----- Data section -----

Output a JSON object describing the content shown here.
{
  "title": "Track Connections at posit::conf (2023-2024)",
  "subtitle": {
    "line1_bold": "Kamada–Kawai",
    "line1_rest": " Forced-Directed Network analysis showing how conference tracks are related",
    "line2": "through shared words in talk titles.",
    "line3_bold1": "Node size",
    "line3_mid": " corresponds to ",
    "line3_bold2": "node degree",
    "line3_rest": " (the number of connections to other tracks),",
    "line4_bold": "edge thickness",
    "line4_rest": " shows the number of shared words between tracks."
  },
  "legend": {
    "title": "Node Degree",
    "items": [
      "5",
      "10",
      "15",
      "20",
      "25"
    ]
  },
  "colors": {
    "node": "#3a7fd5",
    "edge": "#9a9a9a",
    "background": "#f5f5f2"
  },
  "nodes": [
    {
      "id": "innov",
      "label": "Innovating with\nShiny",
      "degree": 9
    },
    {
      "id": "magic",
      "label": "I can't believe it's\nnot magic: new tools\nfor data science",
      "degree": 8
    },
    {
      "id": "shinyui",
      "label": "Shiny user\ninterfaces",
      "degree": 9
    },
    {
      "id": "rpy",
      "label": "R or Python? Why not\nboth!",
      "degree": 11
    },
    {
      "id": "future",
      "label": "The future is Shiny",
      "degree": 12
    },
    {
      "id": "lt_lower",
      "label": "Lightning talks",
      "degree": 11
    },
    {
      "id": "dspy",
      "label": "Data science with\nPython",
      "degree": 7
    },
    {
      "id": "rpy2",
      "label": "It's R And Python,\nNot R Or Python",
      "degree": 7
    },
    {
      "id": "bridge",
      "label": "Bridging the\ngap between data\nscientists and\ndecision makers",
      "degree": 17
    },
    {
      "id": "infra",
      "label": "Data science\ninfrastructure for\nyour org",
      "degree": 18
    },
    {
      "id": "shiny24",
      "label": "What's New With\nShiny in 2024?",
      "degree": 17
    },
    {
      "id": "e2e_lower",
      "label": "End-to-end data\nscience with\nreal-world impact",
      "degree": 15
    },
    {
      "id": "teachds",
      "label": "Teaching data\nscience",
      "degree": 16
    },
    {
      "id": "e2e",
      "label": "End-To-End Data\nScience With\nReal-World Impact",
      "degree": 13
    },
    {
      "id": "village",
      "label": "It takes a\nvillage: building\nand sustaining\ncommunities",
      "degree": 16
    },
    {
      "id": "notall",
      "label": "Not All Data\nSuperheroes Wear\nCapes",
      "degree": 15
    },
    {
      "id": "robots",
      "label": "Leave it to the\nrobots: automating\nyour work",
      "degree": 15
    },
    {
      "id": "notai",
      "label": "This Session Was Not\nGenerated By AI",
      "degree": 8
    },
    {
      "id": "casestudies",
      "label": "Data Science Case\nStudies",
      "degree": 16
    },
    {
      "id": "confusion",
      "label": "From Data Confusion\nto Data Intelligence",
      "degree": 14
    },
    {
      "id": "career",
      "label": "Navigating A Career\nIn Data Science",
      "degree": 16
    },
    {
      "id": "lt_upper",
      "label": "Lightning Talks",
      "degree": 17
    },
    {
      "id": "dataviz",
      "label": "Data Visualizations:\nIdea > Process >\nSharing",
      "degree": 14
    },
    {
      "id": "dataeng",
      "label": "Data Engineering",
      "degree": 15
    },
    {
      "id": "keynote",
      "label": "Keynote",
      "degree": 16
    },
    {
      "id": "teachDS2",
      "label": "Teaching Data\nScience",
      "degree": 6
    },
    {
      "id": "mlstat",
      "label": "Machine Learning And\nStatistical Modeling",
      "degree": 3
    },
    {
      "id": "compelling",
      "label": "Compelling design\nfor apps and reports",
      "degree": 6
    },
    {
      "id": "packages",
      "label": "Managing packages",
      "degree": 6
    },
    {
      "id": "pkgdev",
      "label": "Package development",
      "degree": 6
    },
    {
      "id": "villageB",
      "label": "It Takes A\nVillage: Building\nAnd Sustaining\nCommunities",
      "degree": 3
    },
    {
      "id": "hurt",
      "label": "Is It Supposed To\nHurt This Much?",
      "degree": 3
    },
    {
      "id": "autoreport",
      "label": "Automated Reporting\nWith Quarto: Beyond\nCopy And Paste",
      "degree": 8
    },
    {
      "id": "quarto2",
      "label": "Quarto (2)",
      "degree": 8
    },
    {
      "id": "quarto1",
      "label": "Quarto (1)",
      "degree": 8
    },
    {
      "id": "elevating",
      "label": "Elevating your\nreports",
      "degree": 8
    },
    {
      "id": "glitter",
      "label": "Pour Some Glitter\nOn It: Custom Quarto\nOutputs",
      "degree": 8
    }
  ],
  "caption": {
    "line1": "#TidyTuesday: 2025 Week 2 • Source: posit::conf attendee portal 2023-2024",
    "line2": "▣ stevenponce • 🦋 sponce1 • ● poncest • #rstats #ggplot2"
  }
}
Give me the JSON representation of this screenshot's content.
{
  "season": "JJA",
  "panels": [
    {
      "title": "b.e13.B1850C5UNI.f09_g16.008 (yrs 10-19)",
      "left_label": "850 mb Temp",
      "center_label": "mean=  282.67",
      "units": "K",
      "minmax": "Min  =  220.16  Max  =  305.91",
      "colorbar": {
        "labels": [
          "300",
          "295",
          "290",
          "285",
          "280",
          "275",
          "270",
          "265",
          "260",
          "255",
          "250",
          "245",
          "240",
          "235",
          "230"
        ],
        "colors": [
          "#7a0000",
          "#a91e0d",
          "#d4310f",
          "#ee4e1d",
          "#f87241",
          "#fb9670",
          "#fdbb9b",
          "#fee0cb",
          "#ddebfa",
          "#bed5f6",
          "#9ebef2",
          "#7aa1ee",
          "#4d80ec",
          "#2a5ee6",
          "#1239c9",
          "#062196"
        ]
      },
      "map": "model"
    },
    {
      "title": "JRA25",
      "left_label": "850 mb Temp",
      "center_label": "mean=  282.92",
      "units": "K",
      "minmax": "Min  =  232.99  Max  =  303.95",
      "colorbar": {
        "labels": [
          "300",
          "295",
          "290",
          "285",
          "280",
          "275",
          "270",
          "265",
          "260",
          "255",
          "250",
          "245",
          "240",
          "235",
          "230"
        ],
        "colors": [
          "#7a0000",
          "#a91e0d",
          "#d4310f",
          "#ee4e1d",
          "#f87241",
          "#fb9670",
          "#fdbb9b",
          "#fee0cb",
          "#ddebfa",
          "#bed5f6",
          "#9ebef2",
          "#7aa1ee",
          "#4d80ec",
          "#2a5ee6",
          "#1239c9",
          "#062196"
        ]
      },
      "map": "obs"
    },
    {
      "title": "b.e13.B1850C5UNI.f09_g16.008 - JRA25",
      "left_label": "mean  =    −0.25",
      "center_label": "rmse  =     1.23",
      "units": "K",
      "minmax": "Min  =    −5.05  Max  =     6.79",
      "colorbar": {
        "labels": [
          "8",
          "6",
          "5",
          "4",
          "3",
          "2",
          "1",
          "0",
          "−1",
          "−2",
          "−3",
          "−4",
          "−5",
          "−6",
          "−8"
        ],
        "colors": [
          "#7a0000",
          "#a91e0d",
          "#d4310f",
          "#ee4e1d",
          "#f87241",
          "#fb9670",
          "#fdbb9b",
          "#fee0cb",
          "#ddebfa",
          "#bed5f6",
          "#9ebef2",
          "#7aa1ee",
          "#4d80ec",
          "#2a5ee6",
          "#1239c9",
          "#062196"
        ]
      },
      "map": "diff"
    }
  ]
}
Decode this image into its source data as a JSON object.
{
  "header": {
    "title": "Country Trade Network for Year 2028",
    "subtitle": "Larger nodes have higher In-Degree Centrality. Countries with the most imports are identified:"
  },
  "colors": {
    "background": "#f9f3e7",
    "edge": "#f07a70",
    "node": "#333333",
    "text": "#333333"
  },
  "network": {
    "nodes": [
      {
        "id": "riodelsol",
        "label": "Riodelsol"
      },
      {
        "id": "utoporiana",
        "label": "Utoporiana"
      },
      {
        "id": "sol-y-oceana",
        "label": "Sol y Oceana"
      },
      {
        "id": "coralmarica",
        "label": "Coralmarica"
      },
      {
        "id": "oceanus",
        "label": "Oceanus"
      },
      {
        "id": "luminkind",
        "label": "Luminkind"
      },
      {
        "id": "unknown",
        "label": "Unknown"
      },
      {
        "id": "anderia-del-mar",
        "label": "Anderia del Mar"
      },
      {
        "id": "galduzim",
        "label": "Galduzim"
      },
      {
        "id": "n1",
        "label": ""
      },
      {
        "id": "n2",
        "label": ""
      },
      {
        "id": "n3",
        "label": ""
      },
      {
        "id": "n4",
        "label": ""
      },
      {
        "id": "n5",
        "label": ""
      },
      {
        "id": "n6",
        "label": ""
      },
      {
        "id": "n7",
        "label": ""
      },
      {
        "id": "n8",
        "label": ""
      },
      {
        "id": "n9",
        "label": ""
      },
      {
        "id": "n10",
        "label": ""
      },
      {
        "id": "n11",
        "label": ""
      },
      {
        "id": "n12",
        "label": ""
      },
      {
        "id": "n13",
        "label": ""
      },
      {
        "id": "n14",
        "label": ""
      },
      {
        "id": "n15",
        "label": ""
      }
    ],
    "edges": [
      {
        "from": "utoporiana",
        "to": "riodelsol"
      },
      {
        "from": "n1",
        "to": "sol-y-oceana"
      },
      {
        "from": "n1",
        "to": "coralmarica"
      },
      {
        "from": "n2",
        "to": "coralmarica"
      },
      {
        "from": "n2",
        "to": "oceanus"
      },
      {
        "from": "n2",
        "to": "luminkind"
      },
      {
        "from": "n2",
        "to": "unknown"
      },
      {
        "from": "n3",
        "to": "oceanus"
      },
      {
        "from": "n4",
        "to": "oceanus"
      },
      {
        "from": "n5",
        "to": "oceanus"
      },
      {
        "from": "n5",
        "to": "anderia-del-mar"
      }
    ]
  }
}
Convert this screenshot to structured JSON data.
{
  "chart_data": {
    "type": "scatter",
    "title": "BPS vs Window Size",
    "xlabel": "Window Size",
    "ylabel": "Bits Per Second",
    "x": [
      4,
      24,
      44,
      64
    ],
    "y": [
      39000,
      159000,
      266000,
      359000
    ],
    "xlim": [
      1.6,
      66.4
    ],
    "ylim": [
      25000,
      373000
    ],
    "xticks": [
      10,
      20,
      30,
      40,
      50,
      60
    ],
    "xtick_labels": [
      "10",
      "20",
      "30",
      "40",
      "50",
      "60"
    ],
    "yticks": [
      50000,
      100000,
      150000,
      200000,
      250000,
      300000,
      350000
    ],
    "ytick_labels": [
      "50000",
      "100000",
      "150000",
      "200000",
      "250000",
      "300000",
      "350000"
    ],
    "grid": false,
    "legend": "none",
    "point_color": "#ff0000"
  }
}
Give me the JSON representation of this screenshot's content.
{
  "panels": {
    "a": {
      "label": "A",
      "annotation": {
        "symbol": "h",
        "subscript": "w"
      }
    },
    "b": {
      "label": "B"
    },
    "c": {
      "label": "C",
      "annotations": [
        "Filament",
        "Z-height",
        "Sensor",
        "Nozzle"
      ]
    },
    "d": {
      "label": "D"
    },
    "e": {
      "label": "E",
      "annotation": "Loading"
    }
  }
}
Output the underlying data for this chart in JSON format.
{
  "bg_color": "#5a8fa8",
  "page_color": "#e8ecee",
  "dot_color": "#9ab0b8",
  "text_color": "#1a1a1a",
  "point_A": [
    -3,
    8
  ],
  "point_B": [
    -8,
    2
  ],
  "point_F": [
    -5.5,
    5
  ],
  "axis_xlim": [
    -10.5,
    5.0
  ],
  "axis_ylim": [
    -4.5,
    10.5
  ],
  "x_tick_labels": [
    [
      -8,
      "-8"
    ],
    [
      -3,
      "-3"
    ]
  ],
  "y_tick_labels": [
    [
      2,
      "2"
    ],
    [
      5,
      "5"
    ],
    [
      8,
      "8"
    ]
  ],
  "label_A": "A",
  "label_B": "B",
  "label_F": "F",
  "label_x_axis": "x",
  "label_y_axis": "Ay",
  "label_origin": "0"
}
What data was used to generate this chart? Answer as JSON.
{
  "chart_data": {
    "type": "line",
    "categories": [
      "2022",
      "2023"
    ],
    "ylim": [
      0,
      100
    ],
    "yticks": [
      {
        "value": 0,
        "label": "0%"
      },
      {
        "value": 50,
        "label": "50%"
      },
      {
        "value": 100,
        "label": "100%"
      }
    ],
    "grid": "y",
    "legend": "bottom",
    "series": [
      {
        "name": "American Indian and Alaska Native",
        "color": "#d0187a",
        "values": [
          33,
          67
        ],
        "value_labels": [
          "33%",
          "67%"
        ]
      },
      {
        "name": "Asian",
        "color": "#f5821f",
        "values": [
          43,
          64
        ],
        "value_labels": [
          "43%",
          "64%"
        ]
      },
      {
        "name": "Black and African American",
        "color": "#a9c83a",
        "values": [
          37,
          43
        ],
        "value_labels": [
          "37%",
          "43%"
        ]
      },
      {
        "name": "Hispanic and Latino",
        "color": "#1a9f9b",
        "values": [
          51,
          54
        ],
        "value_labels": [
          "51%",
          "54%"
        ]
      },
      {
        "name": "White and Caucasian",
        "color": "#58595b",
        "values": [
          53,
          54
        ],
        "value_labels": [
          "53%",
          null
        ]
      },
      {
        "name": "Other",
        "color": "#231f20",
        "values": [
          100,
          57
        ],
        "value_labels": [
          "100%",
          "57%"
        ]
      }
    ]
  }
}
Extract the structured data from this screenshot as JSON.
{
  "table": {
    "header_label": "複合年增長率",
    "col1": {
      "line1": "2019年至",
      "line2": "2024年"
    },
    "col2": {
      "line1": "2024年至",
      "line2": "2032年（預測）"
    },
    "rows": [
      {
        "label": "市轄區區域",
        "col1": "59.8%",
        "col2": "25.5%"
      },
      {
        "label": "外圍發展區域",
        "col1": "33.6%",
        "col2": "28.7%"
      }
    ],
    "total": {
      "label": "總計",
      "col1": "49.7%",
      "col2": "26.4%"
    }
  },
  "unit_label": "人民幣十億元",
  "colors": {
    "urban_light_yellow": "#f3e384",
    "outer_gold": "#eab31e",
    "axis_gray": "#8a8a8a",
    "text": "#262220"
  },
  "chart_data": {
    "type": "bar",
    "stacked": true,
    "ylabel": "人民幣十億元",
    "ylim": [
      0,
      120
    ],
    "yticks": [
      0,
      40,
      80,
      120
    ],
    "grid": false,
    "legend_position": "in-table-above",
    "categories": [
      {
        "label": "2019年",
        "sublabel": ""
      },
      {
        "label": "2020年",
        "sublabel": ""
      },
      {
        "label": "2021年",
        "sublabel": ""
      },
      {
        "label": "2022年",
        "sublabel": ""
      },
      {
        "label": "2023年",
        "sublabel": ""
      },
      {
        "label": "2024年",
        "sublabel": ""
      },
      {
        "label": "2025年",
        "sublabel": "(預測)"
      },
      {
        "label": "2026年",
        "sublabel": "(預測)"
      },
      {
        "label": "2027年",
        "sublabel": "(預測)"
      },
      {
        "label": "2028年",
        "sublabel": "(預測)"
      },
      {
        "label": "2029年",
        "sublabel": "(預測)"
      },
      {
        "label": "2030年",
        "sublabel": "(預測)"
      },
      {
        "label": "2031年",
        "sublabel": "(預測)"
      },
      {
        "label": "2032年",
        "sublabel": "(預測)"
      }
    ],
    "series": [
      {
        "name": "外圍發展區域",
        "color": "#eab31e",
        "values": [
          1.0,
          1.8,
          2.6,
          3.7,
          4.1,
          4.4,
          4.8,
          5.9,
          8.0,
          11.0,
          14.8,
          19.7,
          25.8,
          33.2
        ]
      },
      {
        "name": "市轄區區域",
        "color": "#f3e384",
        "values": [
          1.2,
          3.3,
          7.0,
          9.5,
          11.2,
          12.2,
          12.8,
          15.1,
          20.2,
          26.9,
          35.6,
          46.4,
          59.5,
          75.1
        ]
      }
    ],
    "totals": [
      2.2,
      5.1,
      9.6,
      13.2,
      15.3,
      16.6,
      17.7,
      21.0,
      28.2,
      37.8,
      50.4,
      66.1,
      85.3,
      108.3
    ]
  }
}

-----

» **Task to carry out**
Out of the records, collect only those lines that contain the string "Teaching".

» **Correct output**
      "label": "Teaching data\nscience",
      "label": "Teaching Data\nScience",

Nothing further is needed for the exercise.